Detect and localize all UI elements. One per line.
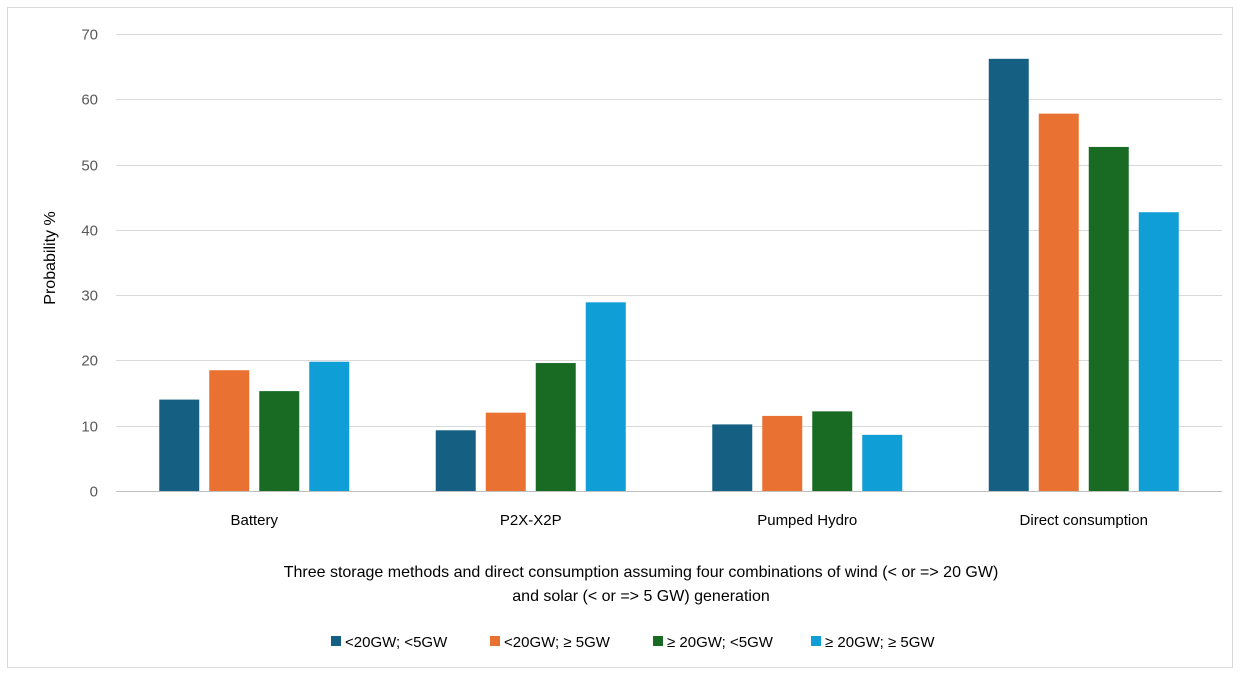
y-tick-label: 70 (81, 27, 98, 44)
legend-swatch (490, 636, 500, 646)
gridlines (116, 34, 1222, 492)
x-axis-title-line-1: Three storage methods and direct consump… (284, 564, 999, 581)
y-tick-label: 40 (81, 223, 98, 240)
x-category-label: Direct consumption (1020, 512, 1148, 529)
bar-p2x-x2p-series-2 (485, 412, 526, 491)
legend-swatch (811, 636, 821, 646)
legend: <20GW; <5GW <20GW; ≥ 5GW ≥ 20GW; <5GW ≥ 20G… (331, 634, 935, 651)
bar-battery-series-1 (159, 399, 200, 491)
bar-p2x-x2p-series-4 (585, 302, 626, 491)
bar-battery-series-3 (259, 391, 300, 491)
legend-item: ≥ 20GW; ≥ 5GW (811, 634, 935, 651)
legend-swatch (331, 636, 341, 646)
bar-direct-consumption-series-4 (1138, 212, 1179, 492)
bar-pumped-hydro-series-2 (762, 415, 803, 491)
bar-pumped-hydro-series-1 (712, 424, 753, 491)
legend-item: <20GW; <5GW (331, 634, 448, 651)
legend-item: <20GW; ≥ 5GW (490, 634, 611, 651)
bar-pumped-hydro-series-3 (812, 411, 853, 491)
x-axis-title-line-2: and solar (< or => 5 GW) generation (512, 588, 769, 605)
y-tick-label: 50 (81, 158, 98, 175)
bar-direct-consumption-series-3 (1088, 146, 1129, 492)
legend-label: <20GW; <5GW (345, 634, 448, 651)
legend-swatch (653, 636, 663, 646)
y-tick-label: 10 (81, 419, 98, 436)
bars (159, 58, 1179, 492)
y-tick-label: 20 (81, 353, 98, 370)
legend-label: ≥ 20GW; ≥ 5GW (825, 634, 935, 651)
legend-label: <20GW; ≥ 5GW (504, 634, 611, 651)
x-category-label: Battery (230, 512, 278, 529)
x-category-label: Pumped Hydro (757, 512, 857, 529)
x-category-label: P2X-X2P (500, 512, 562, 529)
bar-chart: 0 10 20 30 40 50 60 70 Battery P2X-X2P Pumped Hyd… (42, 27, 1222, 651)
legend-item: ≥ 20GW; <5GW (653, 634, 774, 651)
y-tick-label: 0 (90, 484, 98, 501)
bar-battery-series-4 (309, 361, 350, 491)
bar-direct-consumption-series-2 (1038, 113, 1079, 492)
bar-battery-series-2 (209, 370, 250, 491)
y-axis-ticks: 0 10 20 30 40 50 60 70 (81, 27, 98, 501)
y-tick-label: 30 (81, 288, 98, 305)
bar-p2x-x2p-series-1 (435, 430, 476, 491)
chart-frame: 0 10 20 30 40 50 60 70 Battery P2X-X2P Pumped Hyd… (7, 7, 1233, 668)
x-axis-categories: Battery P2X-X2P Pumped Hydro Direct consump… (230, 512, 1147, 529)
bar-direct-consumption-series-1 (988, 58, 1029, 492)
y-tick-label: 60 (81, 92, 98, 109)
legend-label: ≥ 20GW; <5GW (667, 634, 774, 651)
y-axis-title: Probability % (42, 211, 59, 304)
bar-p2x-x2p-series-3 (535, 363, 576, 491)
bar-pumped-hydro-series-4 (862, 434, 903, 491)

* * * * * * *

Objective
Write out the rows above without changes, starting at the row containing "y-tick-label: 70 (81, 27, 98, 44)" and ending at the row containing "x-category-label: Direct consumption", both included.

Solution
y-tick-label: 70 (81, 27, 98, 44)
legend-swatch (490, 636, 500, 646)
gridlines (116, 34, 1222, 492)
x-axis-title-line-1: Three storage methods and direct consump… (284, 564, 999, 581)
y-tick-label: 40 (81, 223, 98, 240)
x-category-label: Direct consumption (1020, 512, 1148, 529)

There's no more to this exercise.